Dataset extract
□ □ □
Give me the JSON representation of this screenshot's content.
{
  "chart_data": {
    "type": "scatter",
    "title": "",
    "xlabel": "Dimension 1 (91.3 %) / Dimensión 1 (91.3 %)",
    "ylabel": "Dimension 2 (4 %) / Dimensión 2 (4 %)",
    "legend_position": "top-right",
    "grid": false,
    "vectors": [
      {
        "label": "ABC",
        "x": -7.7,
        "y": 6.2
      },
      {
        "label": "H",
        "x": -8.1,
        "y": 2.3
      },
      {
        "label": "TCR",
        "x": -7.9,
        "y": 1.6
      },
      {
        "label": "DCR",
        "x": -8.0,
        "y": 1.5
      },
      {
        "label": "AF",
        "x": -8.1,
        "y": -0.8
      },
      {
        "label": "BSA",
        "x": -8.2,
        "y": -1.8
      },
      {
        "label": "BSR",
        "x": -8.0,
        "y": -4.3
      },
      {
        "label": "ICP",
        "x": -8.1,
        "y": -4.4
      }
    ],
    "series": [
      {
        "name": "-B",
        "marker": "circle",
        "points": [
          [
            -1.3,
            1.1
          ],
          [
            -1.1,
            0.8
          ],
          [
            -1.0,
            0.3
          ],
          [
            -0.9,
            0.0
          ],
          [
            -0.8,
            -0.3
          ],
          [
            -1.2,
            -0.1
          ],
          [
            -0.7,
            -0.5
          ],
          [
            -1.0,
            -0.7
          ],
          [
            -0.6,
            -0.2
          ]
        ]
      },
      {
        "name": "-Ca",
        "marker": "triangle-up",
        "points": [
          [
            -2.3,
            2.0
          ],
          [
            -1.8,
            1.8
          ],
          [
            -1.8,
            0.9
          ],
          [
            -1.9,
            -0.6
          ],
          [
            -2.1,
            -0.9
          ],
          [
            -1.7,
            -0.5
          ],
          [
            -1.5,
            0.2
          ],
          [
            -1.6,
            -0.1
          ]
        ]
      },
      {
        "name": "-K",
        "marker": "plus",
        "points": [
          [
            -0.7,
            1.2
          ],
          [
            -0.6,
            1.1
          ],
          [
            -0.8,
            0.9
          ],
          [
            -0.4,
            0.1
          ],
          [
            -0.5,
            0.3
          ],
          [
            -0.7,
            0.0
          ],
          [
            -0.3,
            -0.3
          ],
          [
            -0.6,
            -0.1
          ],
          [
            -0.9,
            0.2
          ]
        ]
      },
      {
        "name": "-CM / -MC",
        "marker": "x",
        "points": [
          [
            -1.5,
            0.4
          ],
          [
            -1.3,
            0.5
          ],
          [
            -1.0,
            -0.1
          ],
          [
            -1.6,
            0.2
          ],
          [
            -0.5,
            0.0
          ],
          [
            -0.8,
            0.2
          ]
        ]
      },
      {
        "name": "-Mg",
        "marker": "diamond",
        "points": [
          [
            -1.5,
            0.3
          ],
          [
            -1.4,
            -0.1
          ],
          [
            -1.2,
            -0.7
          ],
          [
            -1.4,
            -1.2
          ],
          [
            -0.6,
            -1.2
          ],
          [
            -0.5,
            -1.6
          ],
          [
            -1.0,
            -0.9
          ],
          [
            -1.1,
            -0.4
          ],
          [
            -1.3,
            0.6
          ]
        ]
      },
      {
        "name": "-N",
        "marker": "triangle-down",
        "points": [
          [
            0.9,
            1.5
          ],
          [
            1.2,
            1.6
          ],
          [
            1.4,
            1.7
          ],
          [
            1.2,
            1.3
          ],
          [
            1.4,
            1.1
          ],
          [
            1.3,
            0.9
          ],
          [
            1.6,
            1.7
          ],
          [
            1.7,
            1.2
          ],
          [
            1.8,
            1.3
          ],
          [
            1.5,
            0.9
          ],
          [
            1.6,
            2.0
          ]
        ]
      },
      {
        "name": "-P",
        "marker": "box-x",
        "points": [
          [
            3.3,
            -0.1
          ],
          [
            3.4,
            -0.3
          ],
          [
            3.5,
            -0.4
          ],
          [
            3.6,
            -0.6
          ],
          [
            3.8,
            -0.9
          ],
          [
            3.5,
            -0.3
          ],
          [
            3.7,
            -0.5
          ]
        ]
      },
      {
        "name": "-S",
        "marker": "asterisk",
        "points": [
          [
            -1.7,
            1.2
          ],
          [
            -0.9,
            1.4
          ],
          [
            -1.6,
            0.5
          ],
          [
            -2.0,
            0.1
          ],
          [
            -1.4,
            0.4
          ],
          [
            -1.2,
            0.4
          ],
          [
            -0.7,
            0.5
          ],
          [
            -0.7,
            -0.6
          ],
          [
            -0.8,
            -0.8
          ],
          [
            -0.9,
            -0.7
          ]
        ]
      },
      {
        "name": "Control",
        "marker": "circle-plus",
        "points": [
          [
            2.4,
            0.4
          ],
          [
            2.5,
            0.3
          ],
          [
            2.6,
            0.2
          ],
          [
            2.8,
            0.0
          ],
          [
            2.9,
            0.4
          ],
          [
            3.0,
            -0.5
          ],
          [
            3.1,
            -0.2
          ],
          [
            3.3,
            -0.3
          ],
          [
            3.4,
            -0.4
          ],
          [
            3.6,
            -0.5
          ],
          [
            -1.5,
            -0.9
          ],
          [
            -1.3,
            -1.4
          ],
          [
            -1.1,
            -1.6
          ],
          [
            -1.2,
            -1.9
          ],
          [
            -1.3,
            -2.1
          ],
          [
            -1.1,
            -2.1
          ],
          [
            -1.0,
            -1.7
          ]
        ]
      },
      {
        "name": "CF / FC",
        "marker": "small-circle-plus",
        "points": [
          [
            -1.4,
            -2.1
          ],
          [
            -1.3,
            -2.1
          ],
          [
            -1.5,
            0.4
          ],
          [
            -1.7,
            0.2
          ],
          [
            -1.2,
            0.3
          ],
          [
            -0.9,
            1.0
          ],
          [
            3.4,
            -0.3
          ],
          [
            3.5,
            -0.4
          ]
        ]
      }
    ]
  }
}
□ □ □
Exercise requirements
Copy out each record exactly as given, omitting none.

Output below
Give me the JSON representation of this screenshot's content.
{
  "chart_data": {
    "type": "scatter",
    "title": "",
    "xlabel": "Dimension 1 (91.3 %) / Dimensión 1 (91.3 %)",
    "ylabel": "Dimension 2 (4 %) / Dimensión 2 (4 %)",
    "legend_position": "top-right",
    "grid": false,
    "vectors": [
      {
        "label": "ABC",
        "x": -7.7,
        "y": 6.2
      },
      {
        "label": "H",
        "x": -8.1,
        "y": 2.3
      },
      {
        "label": "TCR",
        "x": -7.9,
        "y": 1.6
      },
      {
        "label": "DCR",
        "x": -8.0,
        "y": 1.5
      },
      {
        "label": "AF",
        "x": -8.1,
        "y": -0.8
      },
      {
        "label": "BSA",
        "x": -8.2,
        "y": -1.8
      },
      {
        "label": "BSR",
        "x": -8.0,
        "y": -4.3
      },
      {
        "label": "ICP",
        "x": -8.1,
        "y": -4.4
      }
    ],
    "series": [
      {
        "name": "-B",
        "marker": "circle",
        "points": [
          [
            -1.3,
            1.1
          ],
          [
            -1.1,
            0.8
          ],
          [
            -1.0,
            0.3
          ],
          [
            -0.9,
            0.0
          ],
          [
            -0.8,
            -0.3
          ],
          [
            -1.2,
            -0.1
          ],
          [
            -0.7,
            -0.5
          ],
          [
            -1.0,
            -0.7
          ],
          [
            -0.6,
            -0.2
          ]
        ]
      },
      {
        "name": "-Ca",
        "marker": "triangle-up",
        "points": [
          [
            -2.3,
            2.0
          ],
          [
            -1.8,
            1.8
          ],
          [
            -1.8,
            0.9
          ],
          [
            -1.9,
            -0.6
          ],
          [
            -2.1,
            -0.9
          ],
          [
            -1.7,
            -0.5
          ],
          [
            -1.5,
            0.2
          ],
          [
            -1.6,
            -0.1
          ]
        ]
      },
      {
        "name": "-K",
        "marker": "plus",
        "points": [
          [
            -0.7,
            1.2
          ],
          [
            -0.6,
            1.1
          ],
          [
            -0.8,
            0.9
          ],
          [
            -0.4,
            0.1
          ],
          [
            -0.5,
            0.3
          ],
          [
            -0.7,
            0.0
          ],
          [
            -0.3,
            -0.3
          ],
          [
            -0.6,
            -0.1
          ],
          [
            -0.9,
            0.2
          ]
        ]
      },
      {
        "name": "-CM / -MC",
        "marker": "x",
        "points": [
          [
            -1.5,
            0.4
          ],
          [
            -1.3,
            0.5
          ],
          [
            -1.0,
            -0.1
          ],
          [
            -1.6,
            0.2
          ],
          [
            -0.5,
            0.0
          ],
          [
            -0.8,
            0.2
          ]
        ]
      },
      {
        "name": "-Mg",
        "marker": "diamond",
        "points": [
          [
            -1.5,
            0.3
          ],
          [
            -1.4,
            -0.1
          ],
          [
            -1.2,
            -0.7
          ],
          [
            -1.4,
            -1.2
          ],
          [
            -0.6,
            -1.2
          ],
          [
            -0.5,
            -1.6
          ],
          [
            -1.0,
            -0.9
          ],
          [
            -1.1,
            -0.4
          ],
          [
            -1.3,
            0.6
          ]
        ]
      },
      {
        "name": "-N",
        "marker": "triangle-down",
        "points": [
          [
            0.9,
            1.5
          ],
          [
            1.2,
            1.6
          ],
          [
            1.4,
            1.7
          ],
          [
            1.2,
            1.3
          ],
          [
            1.4,
            1.1
          ],
          [
            1.3,
            0.9
          ],
          [
            1.6,
            1.7
          ],
          [
            1.7,
            1.2
          ],
          [
            1.8,
            1.3
          ],
          [
            1.5,
            0.9
          ],
          [
            1.6,
            2.0
          ]
        ]
      },
      {
        "name": "-P",
        "marker": "box-x",
        "points": [
          [
            3.3,
            -0.1
          ],
          [
            3.4,
            -0.3
          ],
          [
            3.5,
            -0.4
          ],
          [
            3.6,
            -0.6
          ],
          [
            3.8,
            -0.9
          ],
          [
            3.5,
            -0.3
          ],
          [
            3.7,
            -0.5
          ]
        ]
      },
      {
        "name": "-S",
        "marker": "asterisk",
        "points": [
          [
            -1.7,
            1.2
          ],
          [
            -0.9,
            1.4
          ],
          [
            -1.6,
            0.5
          ],
          [
            -2.0,
            0.1
          ],
          [
            -1.4,
            0.4
          ],
          [
            -1.2,
            0.4
          ],
          [
            -0.7,
            0.5
          ],
          [
            -0.7,
            -0.6
          ],
          [
            -0.8,
            -0.8
          ],
          [
            -0.9,
            -0.7
          ]
        ]
      },
      {
        "name": "Control",
        "marker": "circle-plus",
        "points": [
          [
            2.4,
            0.4
          ],
          [
            2.5,
            0.3
          ],
          [
            2.6,
            0.2
          ],
          [
            2.8,
            0.0
          ],
          [
            2.9,
            0.4
          ],
          [
            3.0,
            -0.5
          ],
          [
            3.1,
            -0.2
          ],
          [
            3.3,
            -0.3
          ],
          [
            3.4,
            -0.4
          ],
          [
            3.6,
            -0.5
          ],
          [
            -1.5,
            -0.9
          ],
          [
            -1.3,
            -1.4
          ],
          [
            -1.1,
            -1.6
          ],
          [
            -1.2,
            -1.9
          ],
          [
            -1.3,
            -2.1
          ],
          [
            -1.1,
            -2.1
          ],
          [
            -1.0,
            -1.7
          ]
        ]
      },
      {
        "name": "CF / FC",
        "marker": "small-circle-plus",
        "points": [
          [
            -1.4,
            -2.1
          ],
          [
            -1.3,
            -2.1
          ],
          [
            -1.5,
            0.4
          ],
          [
            -1.7,
            0.2
          ],
          [
            -1.2,
            0.3
          ],
          [
            -0.9,
            1.0
          ],
          [
            3.4,
            -0.3
          ],
          [
            3.5,
            -0.4
          ]
        ]
      }
    ]
  }
}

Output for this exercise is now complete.